▶ **Task description**
Check every line of the entries for "free", and copy the lines that hold it.
..........
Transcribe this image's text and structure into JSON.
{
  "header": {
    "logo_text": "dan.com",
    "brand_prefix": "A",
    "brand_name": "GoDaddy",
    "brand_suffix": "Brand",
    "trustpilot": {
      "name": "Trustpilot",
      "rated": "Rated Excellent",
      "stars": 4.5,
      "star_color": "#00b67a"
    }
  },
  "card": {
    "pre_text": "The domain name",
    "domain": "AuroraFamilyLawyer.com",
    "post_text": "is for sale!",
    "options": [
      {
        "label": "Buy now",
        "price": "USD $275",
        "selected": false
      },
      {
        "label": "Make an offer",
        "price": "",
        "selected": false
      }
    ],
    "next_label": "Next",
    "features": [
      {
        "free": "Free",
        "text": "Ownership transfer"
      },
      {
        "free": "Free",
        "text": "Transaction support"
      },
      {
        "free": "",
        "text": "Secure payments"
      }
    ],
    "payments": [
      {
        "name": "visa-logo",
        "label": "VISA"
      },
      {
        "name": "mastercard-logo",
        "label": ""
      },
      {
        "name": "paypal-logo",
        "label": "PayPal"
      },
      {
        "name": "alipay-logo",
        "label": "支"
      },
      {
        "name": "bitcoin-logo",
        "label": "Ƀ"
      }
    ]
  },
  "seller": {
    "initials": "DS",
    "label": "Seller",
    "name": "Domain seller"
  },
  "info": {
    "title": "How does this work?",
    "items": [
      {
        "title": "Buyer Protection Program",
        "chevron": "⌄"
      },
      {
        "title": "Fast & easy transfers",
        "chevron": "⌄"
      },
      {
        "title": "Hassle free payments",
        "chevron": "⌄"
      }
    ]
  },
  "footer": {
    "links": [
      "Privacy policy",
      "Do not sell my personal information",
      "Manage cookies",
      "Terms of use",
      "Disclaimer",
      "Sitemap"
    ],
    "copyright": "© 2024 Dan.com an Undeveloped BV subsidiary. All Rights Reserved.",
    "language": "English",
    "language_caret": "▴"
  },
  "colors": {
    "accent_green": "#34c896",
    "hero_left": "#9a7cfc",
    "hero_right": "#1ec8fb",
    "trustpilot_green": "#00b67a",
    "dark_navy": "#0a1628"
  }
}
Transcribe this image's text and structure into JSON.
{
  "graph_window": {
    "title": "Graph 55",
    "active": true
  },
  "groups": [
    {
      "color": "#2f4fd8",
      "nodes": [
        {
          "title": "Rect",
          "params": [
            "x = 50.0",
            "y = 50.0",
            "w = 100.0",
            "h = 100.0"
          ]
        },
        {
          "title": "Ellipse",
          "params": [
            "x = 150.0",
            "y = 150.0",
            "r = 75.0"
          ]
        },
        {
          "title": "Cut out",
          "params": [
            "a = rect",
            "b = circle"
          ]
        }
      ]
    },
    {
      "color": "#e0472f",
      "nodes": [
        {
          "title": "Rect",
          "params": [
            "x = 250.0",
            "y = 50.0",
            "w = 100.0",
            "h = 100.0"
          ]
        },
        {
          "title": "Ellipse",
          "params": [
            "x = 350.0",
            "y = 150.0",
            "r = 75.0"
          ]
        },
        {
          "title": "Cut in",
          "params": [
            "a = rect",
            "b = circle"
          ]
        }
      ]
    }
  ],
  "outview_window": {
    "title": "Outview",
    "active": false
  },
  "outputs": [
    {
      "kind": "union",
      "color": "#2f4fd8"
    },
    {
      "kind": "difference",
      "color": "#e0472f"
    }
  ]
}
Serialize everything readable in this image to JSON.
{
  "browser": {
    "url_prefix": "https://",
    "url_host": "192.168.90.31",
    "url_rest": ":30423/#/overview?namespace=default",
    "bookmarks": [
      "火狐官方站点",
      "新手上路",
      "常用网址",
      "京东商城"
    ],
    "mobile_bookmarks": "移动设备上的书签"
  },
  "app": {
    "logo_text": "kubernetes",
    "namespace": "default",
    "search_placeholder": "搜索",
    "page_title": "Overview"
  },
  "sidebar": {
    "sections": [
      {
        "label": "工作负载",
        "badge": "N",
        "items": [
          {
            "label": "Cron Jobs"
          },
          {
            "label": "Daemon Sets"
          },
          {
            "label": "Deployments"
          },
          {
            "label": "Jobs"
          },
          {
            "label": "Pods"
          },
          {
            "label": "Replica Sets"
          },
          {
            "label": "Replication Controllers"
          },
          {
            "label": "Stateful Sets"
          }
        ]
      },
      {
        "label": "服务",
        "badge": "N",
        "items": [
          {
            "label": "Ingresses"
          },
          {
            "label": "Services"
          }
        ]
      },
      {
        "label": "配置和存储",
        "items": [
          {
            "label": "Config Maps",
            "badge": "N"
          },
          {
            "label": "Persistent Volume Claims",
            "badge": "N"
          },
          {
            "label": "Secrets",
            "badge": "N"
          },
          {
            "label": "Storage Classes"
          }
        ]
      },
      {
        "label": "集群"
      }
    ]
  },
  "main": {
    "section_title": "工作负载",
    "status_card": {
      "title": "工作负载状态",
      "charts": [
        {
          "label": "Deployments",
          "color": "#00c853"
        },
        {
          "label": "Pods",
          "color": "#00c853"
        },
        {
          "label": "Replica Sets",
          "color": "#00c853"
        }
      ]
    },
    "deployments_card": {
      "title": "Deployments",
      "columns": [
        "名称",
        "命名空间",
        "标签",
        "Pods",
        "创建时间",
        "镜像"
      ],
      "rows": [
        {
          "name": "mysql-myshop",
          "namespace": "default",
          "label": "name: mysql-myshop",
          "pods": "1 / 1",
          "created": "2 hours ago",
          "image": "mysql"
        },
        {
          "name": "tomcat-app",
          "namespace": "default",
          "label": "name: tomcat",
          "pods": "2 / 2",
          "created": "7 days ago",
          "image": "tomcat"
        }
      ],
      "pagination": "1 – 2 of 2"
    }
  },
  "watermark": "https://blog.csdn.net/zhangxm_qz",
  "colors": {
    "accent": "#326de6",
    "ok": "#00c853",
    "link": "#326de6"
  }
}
..........
▶ **Answer for this exercise**
        "free": "Free",
        "free": "Free",
        "free": "",
        "title": "Hassle free payments",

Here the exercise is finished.